西部名人戦3番勝負
昨日行われた西部名人戦3番勝負、まず印象に残ったのは対局前の挑戦者と名人のスピーチでした。学生服姿も凛々しい二人は決意をしっかり述べ、昨年に比べずいぶん成長している印象でした。特に本池名人が防衛に対する強い思いを素直に語った言葉には感動しました。会場の拍手も多かったようです。三番勝負予想クイズの投票では、ほぼ互角。ほとんどの人が2勝1敗の接戦となると見ていたようです。私は挑戦者がわずかに有利ではとみていたのですが・・・。
早速第1局を振り返ってみたいと思います。

▶ 課題
上の西部名人戦の観戦記を、最後の文の後から書き継いでください。

▶ 提示データ
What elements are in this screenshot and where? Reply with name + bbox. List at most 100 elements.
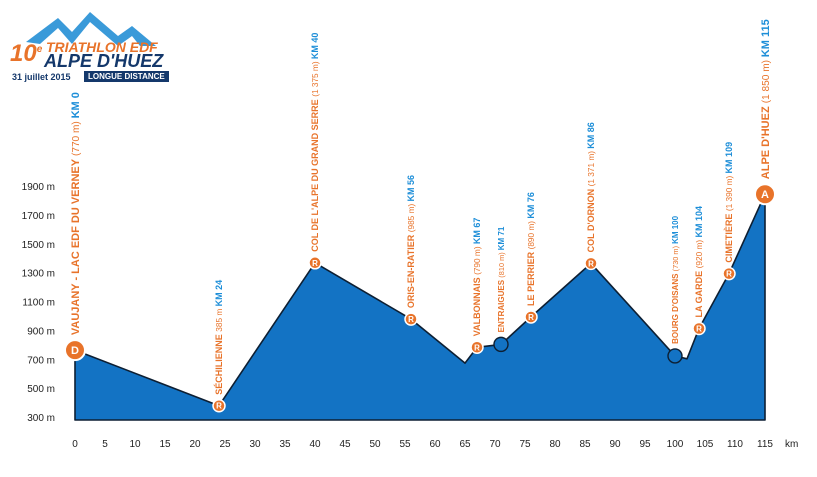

▶ 解答
昨年よりパワーアップした二人。どんな将棋を見せてくれるのか楽しみです。注目の戦型ですが、先手の三森挑戦者いきなり▲5六歩。予想通りごきげん中飛車です。これに対して本池名人は△6二銀と受けて立ち、先手の▲5五歩を見て意表の相中飛車作戦に出ます。
先手の▲7七角を見た名人、玉の囲いもそこそこに機敏に△5四歩と仕掛けます。昨年は玉をがっちり囲う作戦でしたが、今年は序盤から積極的です。三森挑戦者早くも長考に沈みますが、角交換から▲5五歩の好手順で天王山の位を確保しました。ここからお互い戦機を探しながらのむずかしい駒組みが続きます。
△2四角が先手の浮き駒の金をねらった名人の勝負手です。先手▲6九金と引けば無難でしたが、強く▲5七角と合わせて手順に金を捌きにでます。このあたりに挑戦者の積極的な棋風がでています。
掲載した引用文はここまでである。